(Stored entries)
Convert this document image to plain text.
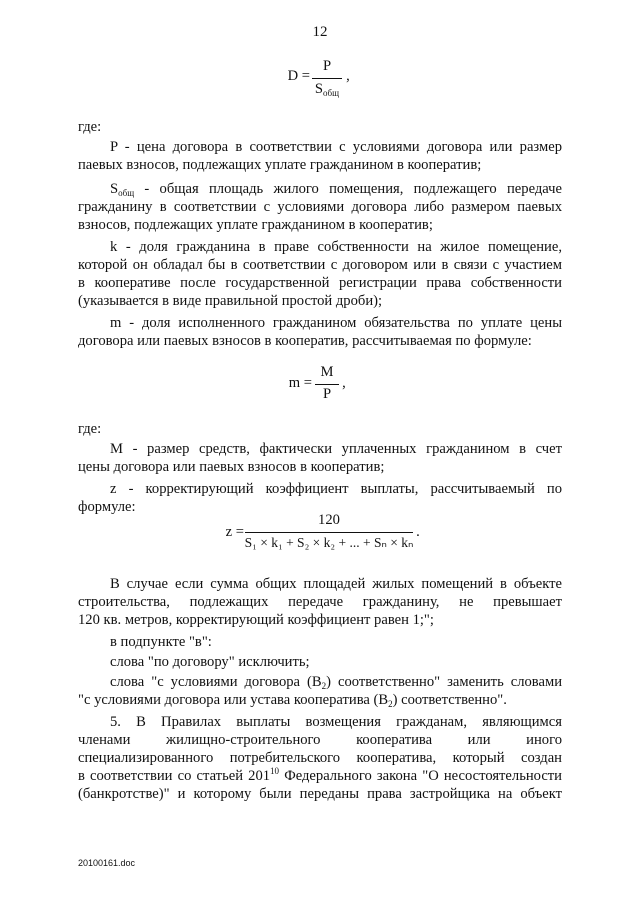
12
D =
P
$S_{общ}$
,
где:
P - цена договора в соответствии с условиями договора или размер
паевых взносов, подлежащих уплате гражданином в кооператив;
$S_{общ}$ - общая площадь жилого помещения, подлежащего передаче
гражданину в соответствии с условиями договора либо размером паевых
взносов, подлежащих уплате гражданином в кооператив;
k - доля гражданина в праве собственности на жилое помещение,
которой он обладал бы в соответствии с договором или в связи с участием
в кооперативе после государственной регистрации права собственности
(указывается в виде правильной простой дроби);
m - доля исполненного гражданином обязательства по уплате цены
договора или паевых взносов в кооператив, рассчитываемая по формуле:
m =
M
P
,
где:
M - размер средств, фактически уплаченных гражданином в счет
цены договора или паевых взносов в кооператив;
z - корректирующий коэффициент выплаты, рассчитываемый по
формуле:
z =
120
S₁ × k₁ + S₂ × k₂ + ... + Sₙ × kₙ
.
В случае если сумма общих площадей жилых помещений в объекте
строительства, подлежащих передаче гражданину, не превышает
120 кв. метров, корректирующий коэффициент равен 1;";
в подпункте "в":
слова "по договору" исключить;
слова "с условиями договора $(B_2)$ соответственно" заменить словами
"с условиями договора или устава кооператива $(B_2)$ соответственно".
5. В Правилах выплаты возмещения гражданам, являющимся
членами жилищно-строительного кооператива или иного
специализированного потребительского кооператива, который создан
в соответствии со статьей $201^{10}$ Федерального закона "О несостоятельности
(банкротстве)" и которому были переданы права застройщика на объект
20100161.doc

**Set exercise:**
Print all of the entries word for word. Skip any images they contain.

**The output:**
Convert this document image to plain text.
12
D =
P
$S_{общ}$
,
где:
P - цена договора в соответствии с условиями договора или размер
паевых взносов, подлежащих уплате гражданином в кооператив;
$S_{общ}$ - общая площадь жилого помещения, подлежащего передаче
гражданину в соответствии с условиями договора либо размером паевых
взносов, подлежащих уплате гражданином в кооператив;
k - доля гражданина в праве собственности на жилое помещение,
которой он обладал бы в соответствии с договором или в связи с участием
в кооперативе после государственной регистрации права собственности
(указывается в виде правильной простой дроби);
m - доля исполненного гражданином обязательства по уплате цены
договора или паевых взносов в кооператив, рассчитываемая по формуле:
m =
M
P
,
где:
M - размер средств, фактически уплаченных гражданином в счет
цены договора или паевых взносов в кооператив;
z - корректирующий коэффициент выплаты, рассчитываемый по
формуле:
z =
120
S₁ × k₁ + S₂ × k₂ + ... + Sₙ × kₙ
.
В случае если сумма общих площадей жилых помещений в объекте
строительства, подлежащих передаче гражданину, не превышает
120 кв. метров, корректирующий коэффициент равен 1;";
в подпункте "в":
слова "по договору" исключить;
слова "с условиями договора $(B_2)$ соответственно" заменить словами
"с условиями договора или устава кооператива $(B_2)$ соответственно".
5. В Правилах выплаты возмещения гражданам, являющимся
членами жилищно-строительного кооператива или иного
специализированного потребительского кооператива, который создан
в соответствии со статьей $201^{10}$ Федерального закона "О несостоятельности
(банкротстве)" и которому были переданы права застройщика на объект
20100161.doc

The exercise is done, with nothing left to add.